• WHAT THE TASK ASKS:
Whenever a line contains the string "product", copy it out of the entries.

╭─ LISTED RECORDS

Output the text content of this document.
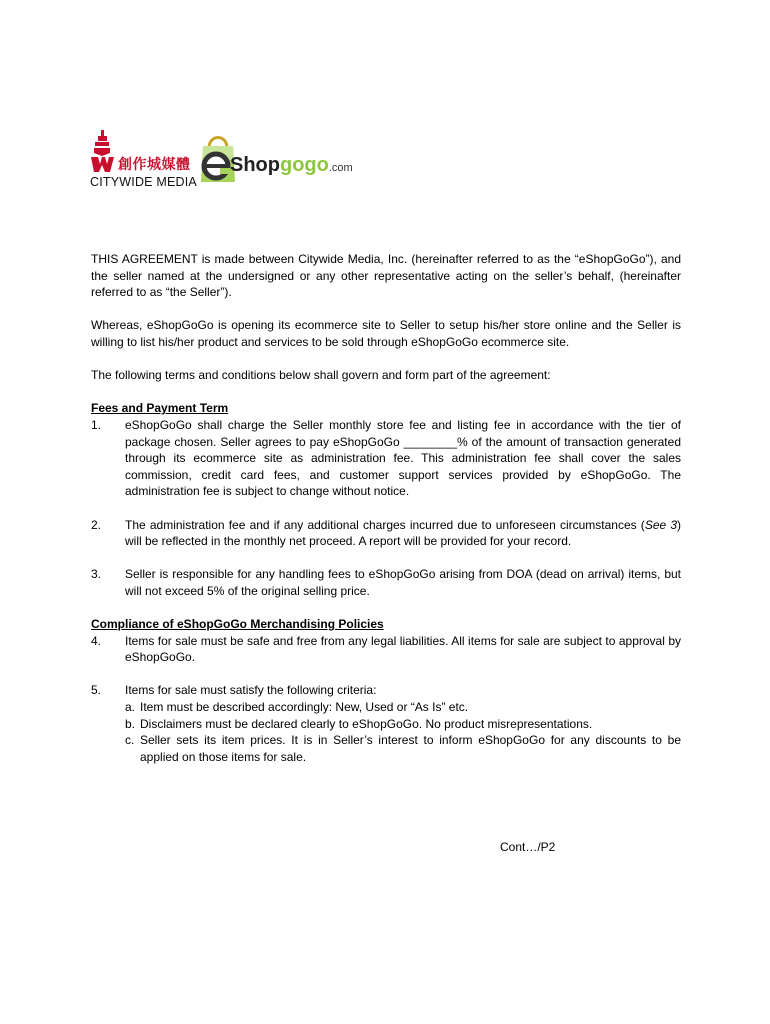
創作城媒體
CITYWIDE MEDIA
Shopgogo.com

THIS AGREEMENT is made between Citywide Media, Inc. (hereinafter referred to as the “eShopGoGo”), and the seller named at the undersigned or any other representative acting on the seller’s behalf, (hereinafter referred to as “the Seller”).

Whereas, eShopGoGo is opening its ecommerce site to Seller to setup his/her store online and the Seller is willing to list his/her product and services to be sold through eShopGoGo ecommerce site.

The following terms and conditions below shall govern and form part of the agreement:

Fees and Payment Term

1. eShopGoGo shall charge the Seller monthly store fee and listing fee in accordance with the tier of package chosen. Seller agrees to pay eShopGoGo ________% of the amount of transaction generated through its ecommerce site as administration fee. This administration fee shall cover the sales commission, credit card fees, and customer support services provided by eShopGoGo. The administration fee is subject to change without notice.
2. The administration fee and if any additional charges incurred due to unforeseen circumstances (See 3) will be reflected in the monthly net proceed. A report will be provided for your record.
3. Seller is responsible for any handling fees to eShopGoGo arising from DOA (dead on arrival) items, but will not exceed 5% of the original selling price.

Compliance of eShopGoGo Merchandising Policies

4. Items for sale must be safe and free from any legal liabilities. All items for sale are subject to approval by eShopGoGo.
5. Items for sale must satisfy the following criteria:
a. Item must be described accordingly: New, Used or “As Is” etc.
b. Disclaimers must be declared clearly to eShopGoGo. No product misrepresentations.
c. Seller sets its item prices. It is in Seller’s interest to inform eShopGoGo for any discounts to be applied on those items for sale.
Cont…/P2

╰─

• WRITTEN RESPONSE:
Whereas, eShopGoGo is opening its ecommerce site to Seller to setup his/her store online and the Seller is willing to list his/her product and services to be sold through eShopGoGo ecommerce site.
b. Disclaimers must be declared clearly to eShopGoGo. No product misrepresentations.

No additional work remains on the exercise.